**EXTRACTED RECORDS**
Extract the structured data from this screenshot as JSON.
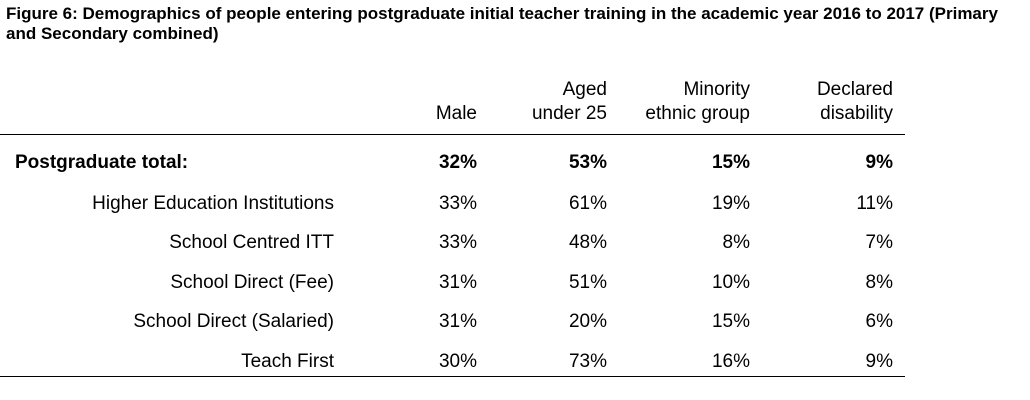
{
  "title": "Figure 6: Demographics of people entering postgraduate initial teacher training in the academic year 2016 to 2017 (Primary and Secondary combined)",
  "headers": {
    "male": "Male",
    "aged": [
      "Aged",
      "under 25"
    ],
    "minority": [
      "Minority",
      "ethnic group"
    ],
    "disability": [
      "Declared",
      "disability"
    ]
  },
  "total_row": {
    "label": "Postgraduate total:",
    "male": "32%",
    "aged": "53%",
    "minority": "15%",
    "disability": "9%"
  },
  "rows": [
    {
      "label": "Higher Education Institutions",
      "male": "33%",
      "aged": "61%",
      "minority": "19%",
      "disability": "11%"
    },
    {
      "label": "School Centred ITT",
      "male": "33%",
      "aged": "48%",
      "minority": "8%",
      "disability": "7%"
    },
    {
      "label": "School Direct (Fee)",
      "male": "31%",
      "aged": "51%",
      "minority": "10%",
      "disability": "8%"
    },
    {
      "label": "School Direct (Salaried)",
      "male": "31%",
      "aged": "20%",
      "minority": "15%",
      "disability": "6%"
    },
    {
      "label": "Teach First",
      "male": "30%",
      "aged": "73%",
      "minority": "16%",
      "disability": "9%"
    }
  ]
}
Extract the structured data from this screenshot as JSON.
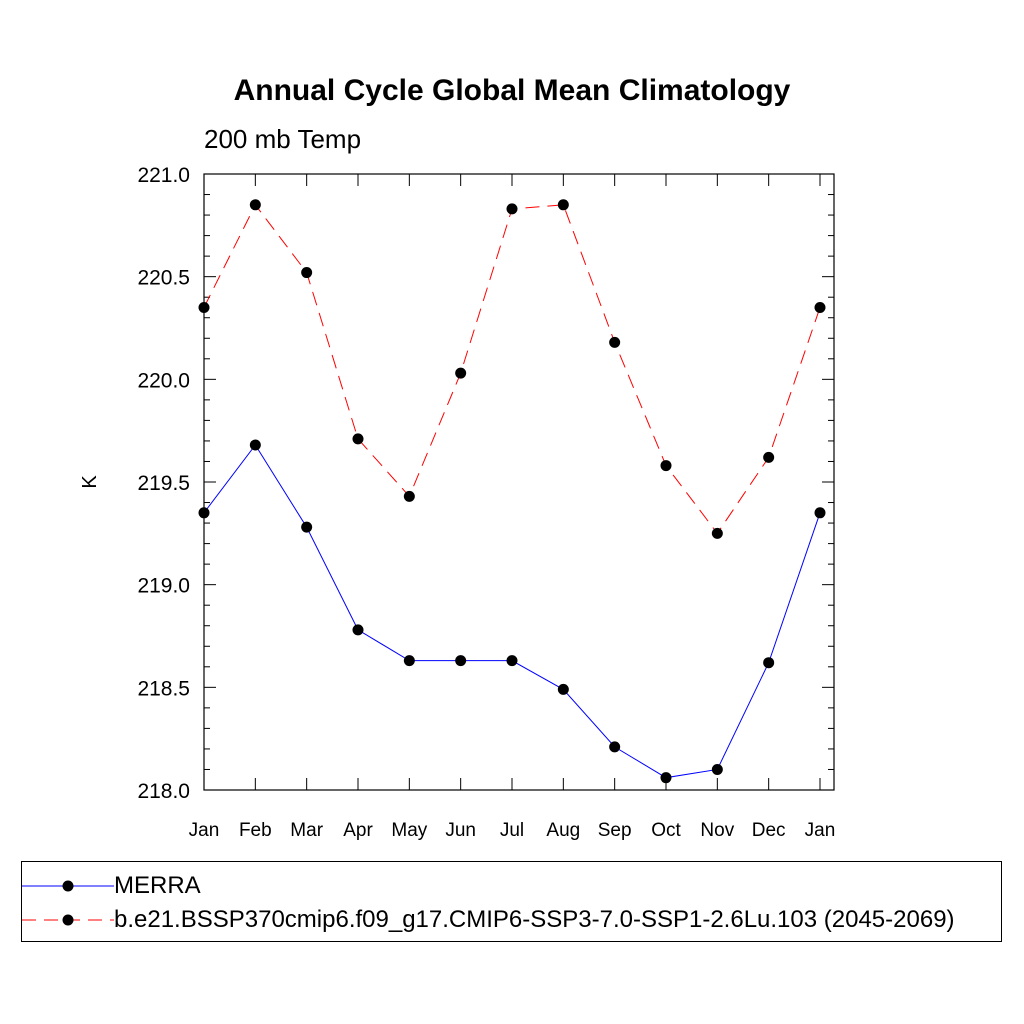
{
  "title": "Annual Cycle Global Mean Climatology",
  "subtitle": "200 mb Temp",
  "chart_data": {
    "type": "line",
    "title": "Annual Cycle Global Mean Climatology",
    "subtitle": "200 mb Temp",
    "xlabel": "",
    "ylabel": "K",
    "categories": [
      "Jan",
      "Feb",
      "Mar",
      "Apr",
      "May",
      "Jun",
      "Jul",
      "Aug",
      "Sep",
      "Oct",
      "Nov",
      "Dec",
      "Jan"
    ],
    "ylim": [
      218.0,
      221.0
    ],
    "yticks": [
      "218.0",
      "218.5",
      "219.0",
      "219.5",
      "220.0",
      "220.5",
      "221.0"
    ],
    "grid": false,
    "legend_position": "bottom",
    "series": [
      {
        "name": "MERRA",
        "color": "#0000ff",
        "line_style": "solid",
        "marker": "filled-circle",
        "values": [
          219.35,
          219.68,
          219.28,
          218.78,
          218.63,
          218.63,
          218.63,
          218.49,
          218.21,
          218.06,
          218.1,
          218.62,
          219.35
        ]
      },
      {
        "name": "b.e21.BSSP370cmip6.f09_g17.CMIP6-SSP3-7.0-SSP1-2.6Lu.103 (2045-2069)",
        "color": "#ff0000",
        "line_style": "dashed",
        "marker": "filled-circle",
        "values": [
          220.35,
          220.85,
          220.52,
          219.71,
          219.43,
          220.03,
          220.83,
          220.85,
          220.18,
          219.58,
          219.25,
          219.62,
          220.35
        ]
      }
    ]
  }
}
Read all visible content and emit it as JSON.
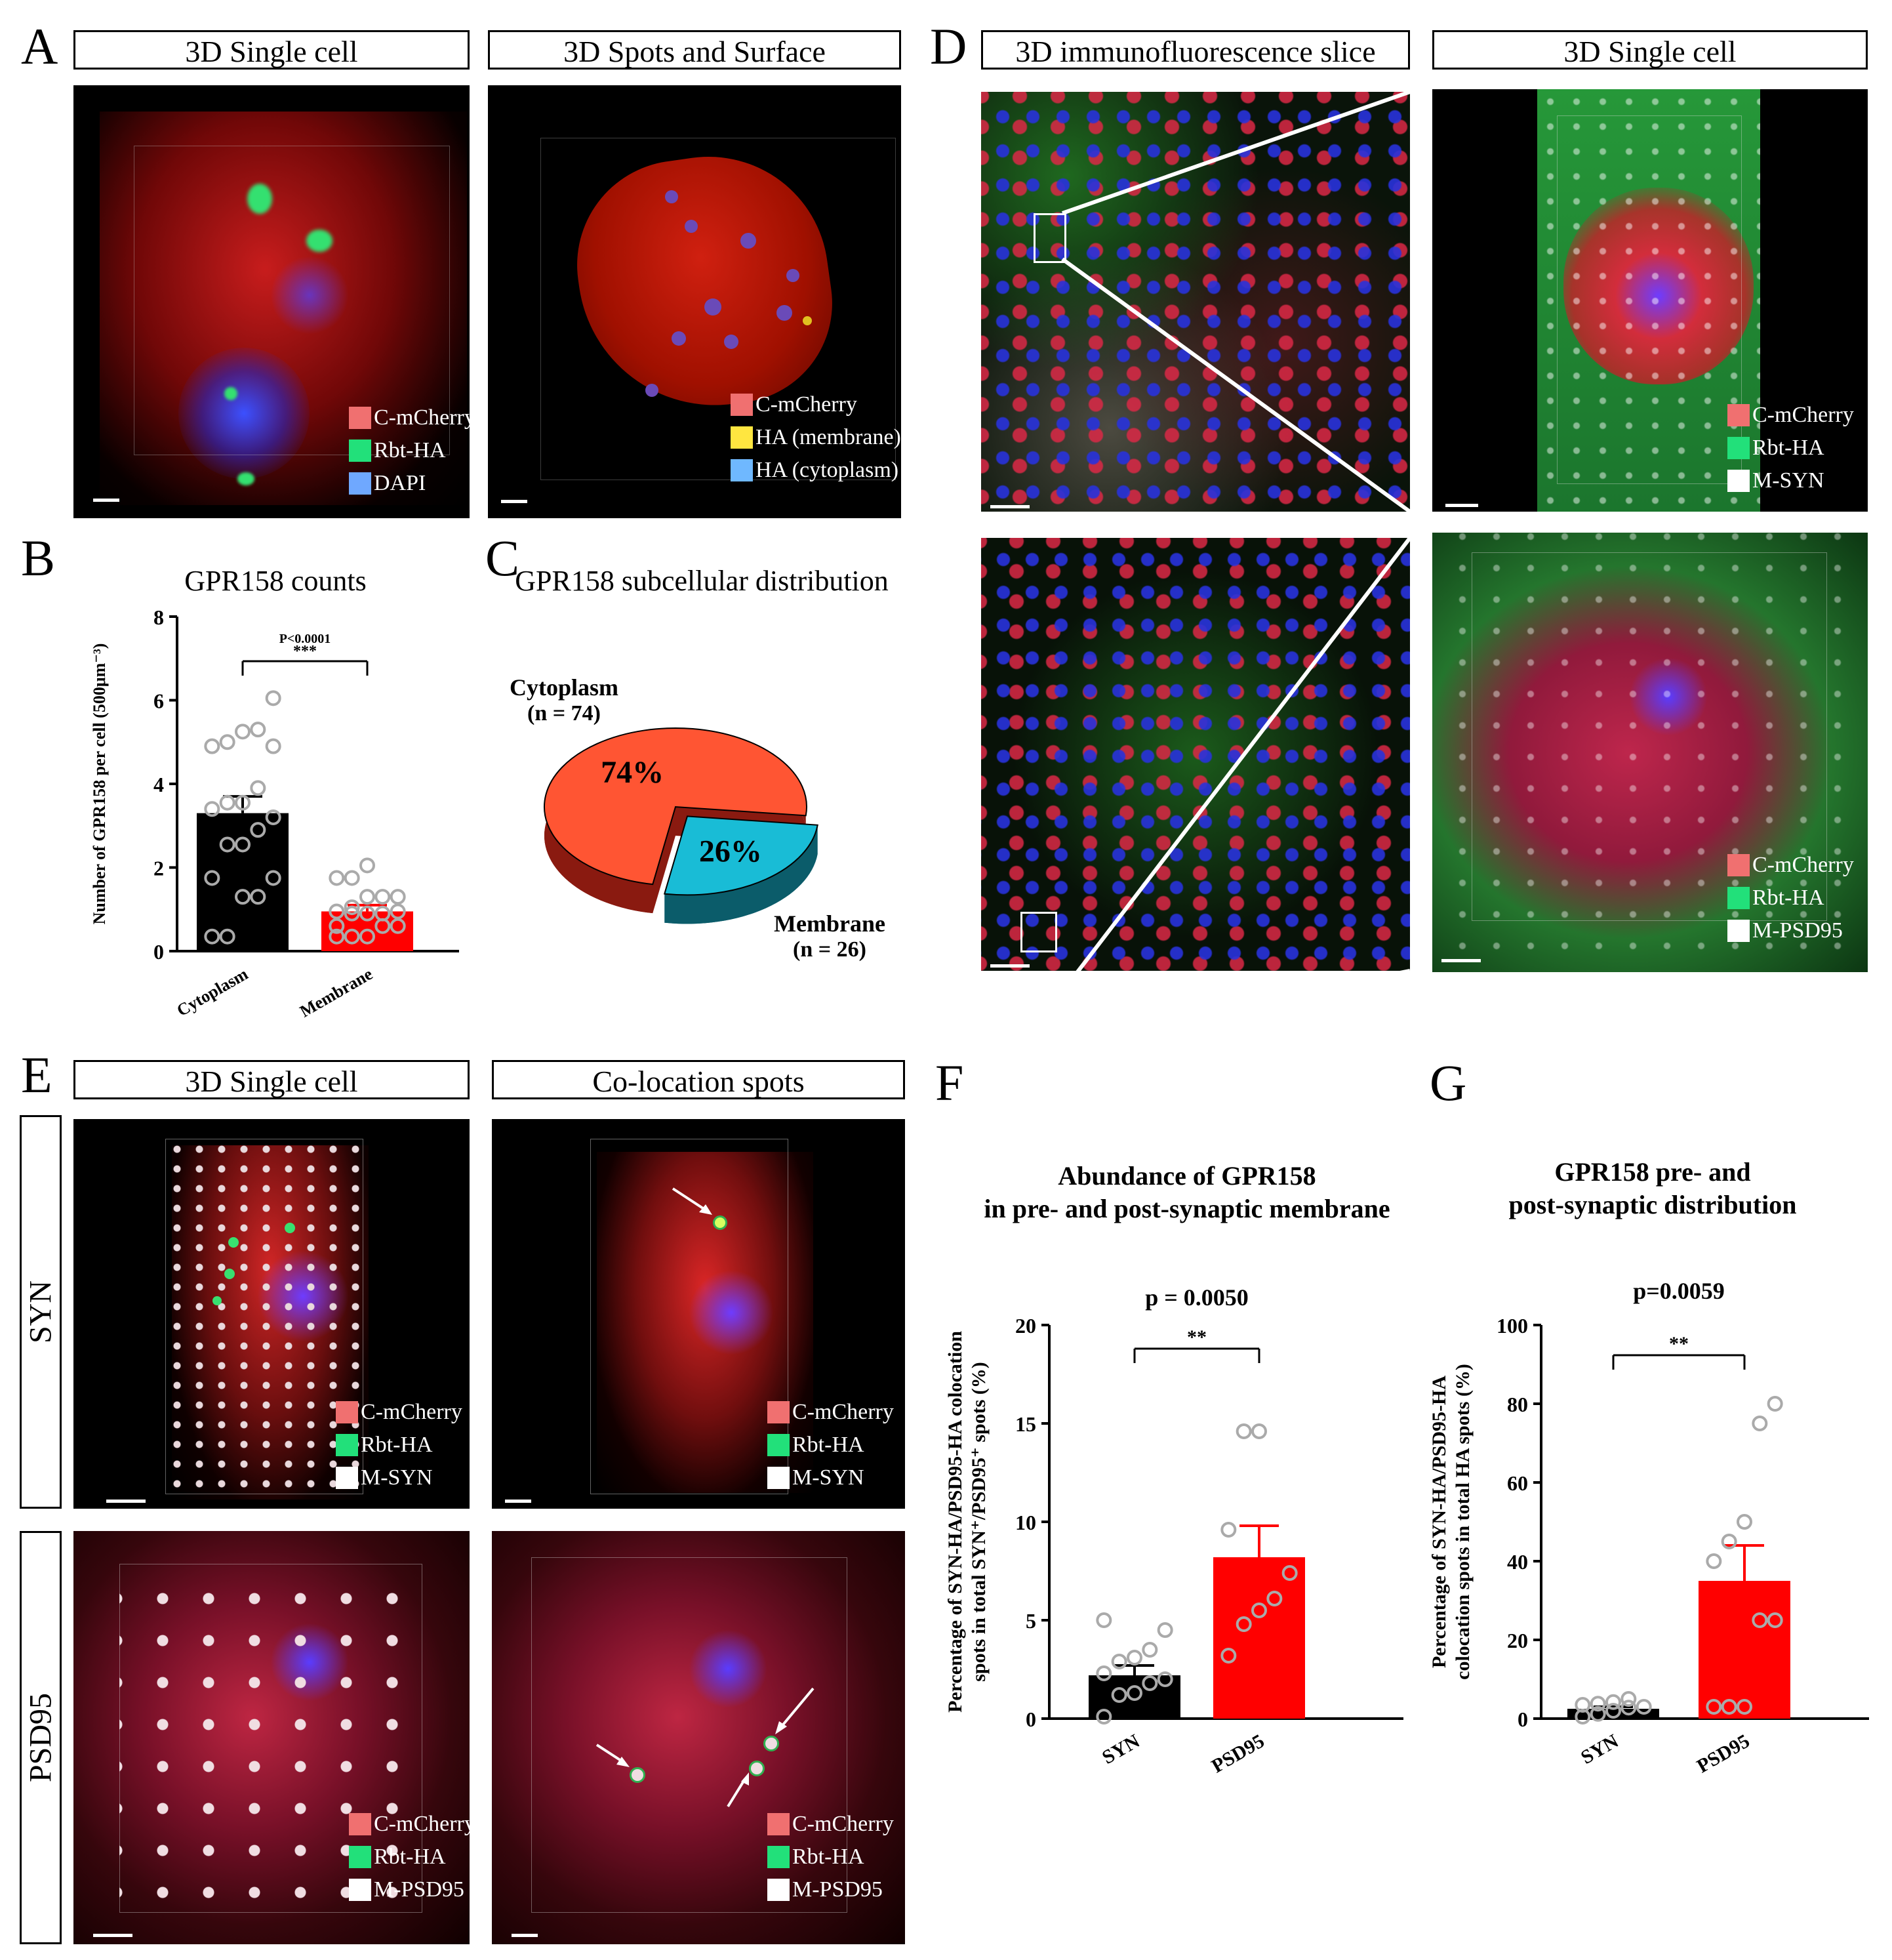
{
  "panels": {
    "A": {
      "letter": "A",
      "left_title": "3D Single cell",
      "right_title": "3D Spots and Surface",
      "left_legend": [
        "C-mCherry",
        "Rbt-HA",
        "DAPI"
      ],
      "right_legend": [
        "C-mCherry",
        "HA (membrane)",
        "HA (cytoplasm)"
      ]
    },
    "B": {
      "letter": "B",
      "title": "GPR158 counts"
    },
    "C": {
      "letter": "C",
      "title": "GPR158 subcellular distribution"
    },
    "D": {
      "letter": "D",
      "left_title": "3D immunofluorescence slice",
      "right_title": "3D Single cell",
      "top_legend": [
        "C-mCherry",
        "Rbt-HA",
        "M-SYN"
      ],
      "bottom_legend": [
        "C-mCherry",
        "Rbt-HA",
        "M-PSD95"
      ]
    },
    "E": {
      "letter": "E",
      "left_title": "3D Single cell",
      "right_title": "Co-location spots",
      "row_syn": "SYN",
      "row_psd95": "PSD95",
      "syn_legend": [
        "C-mCherry",
        "Rbt-HA",
        "M-SYN"
      ],
      "psd_legend": [
        "C-mCherry",
        "Rbt-HA",
        "M-PSD95"
      ]
    },
    "F": {
      "letter": "F",
      "title_line1": "Abundance of GPR158",
      "title_line2": "in pre- and post-synaptic membrane"
    },
    "G": {
      "letter": "G",
      "title_line1": "GPR158 pre- and",
      "title_line2": "post-synaptic distribution"
    }
  },
  "legend_colors": {
    "mcherry": "#f07070",
    "ha": "#22e07a",
    "dapi": "#6fa8ff",
    "membrane": "#ffe640",
    "cytoplasm": "#6fb8ff",
    "white": "#ffffff"
  },
  "chart_data": [
    {
      "id": "B",
      "type": "bar",
      "title": "GPR158 counts",
      "ylabel": "Number of GPR158 per cell (500μm⁻³)",
      "categories": [
        "Cytoplasm",
        "Membrane"
      ],
      "values": [
        3.3,
        0.95
      ],
      "errors": [
        0.4,
        0.15
      ],
      "colors": [
        "#000000",
        "#ff0000"
      ],
      "ylim": [
        0,
        8
      ],
      "yticks": [
        0,
        2,
        4,
        6,
        8
      ],
      "points": [
        [
          0.35,
          0.35,
          1.3,
          1.3,
          1.75,
          1.75,
          2.55,
          2.55,
          2.9,
          3.2,
          3.4,
          3.55,
          3.55,
          3.9,
          4.9,
          4.9,
          5.0,
          5.25,
          5.3,
          6.05
        ],
        [
          0.35,
          0.35,
          0.35,
          0.6,
          0.6,
          0.6,
          0.9,
          0.9,
          0.9,
          0.95,
          0.95,
          1.05,
          1.3,
          1.3,
          1.3,
          1.75,
          1.75,
          2.05
        ]
      ],
      "significance": {
        "p": "P<0.0001",
        "stars": "***"
      }
    },
    {
      "id": "C",
      "type": "pie",
      "title": "GPR158 subcellular distribution",
      "slices": [
        {
          "label": "Cytoplasm",
          "n_label": "(n = 74)",
          "value": 74,
          "pct_label": "74%",
          "color": "#ff5533"
        },
        {
          "label": "Membrane",
          "n_label": "(n = 26)",
          "value": 26,
          "pct_label": "26%",
          "color": "#19bcd6"
        }
      ]
    },
    {
      "id": "F",
      "type": "bar",
      "title": "Abundance of GPR158 in pre- and post-synaptic membrane",
      "ylabel_line1": "Percentage of SYN-HA/PSD95-HA colocation",
      "ylabel_line2": "spots in total SYN⁺/PSD95⁺ spots (%)",
      "categories": [
        "SYN",
        "PSD95"
      ],
      "values": [
        2.2,
        8.2
      ],
      "errors": [
        0.5,
        1.6
      ],
      "colors": [
        "#000000",
        "#ff0000"
      ],
      "ylim": [
        0,
        20
      ],
      "yticks": [
        0,
        5,
        10,
        15,
        20
      ],
      "points": [
        [
          0.1,
          1.2,
          1.3,
          1.8,
          2.0,
          2.3,
          2.9,
          3.1,
          3.5,
          4.5,
          5.0
        ],
        [
          3.2,
          4.8,
          5.5,
          6.1,
          7.4,
          9.6,
          14.6,
          14.6
        ]
      ],
      "significance": {
        "p": "p = 0.0050",
        "stars": "**"
      }
    },
    {
      "id": "G",
      "type": "bar",
      "title": "GPR158 pre- and post-synaptic distribution",
      "ylabel_line1": "Percentage of SYN-HA/PSD95-HA",
      "ylabel_line2": "colocation spots in total HA spots (%)",
      "categories": [
        "SYN",
        "PSD95"
      ],
      "values": [
        2.5,
        35
      ],
      "errors": [
        0.5,
        9
      ],
      "colors": [
        "#000000",
        "#ff0000"
      ],
      "ylim": [
        0,
        100
      ],
      "yticks": [
        0,
        20,
        40,
        60,
        80,
        100
      ],
      "points": [
        [
          0.5,
          1.2,
          2.0,
          2.8,
          3.0,
          3.5,
          3.8,
          4.2,
          5.0
        ],
        [
          3,
          3,
          3,
          25,
          25,
          40,
          45,
          50,
          75,
          80
        ]
      ],
      "significance": {
        "p": "p=0.0059",
        "stars": "**"
      }
    }
  ]
}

**YOUR GOAL**
Look through the listing above. Pick out each line with "name" and copy it.

**WORKED SOLUTION**
        "name": "MERRA",
        "name": "b.e21.BSSP370cmip6.f09_g17.CMIP6-SSP3-7.0-SSP1-2.6Lu.103 (2045-2069)",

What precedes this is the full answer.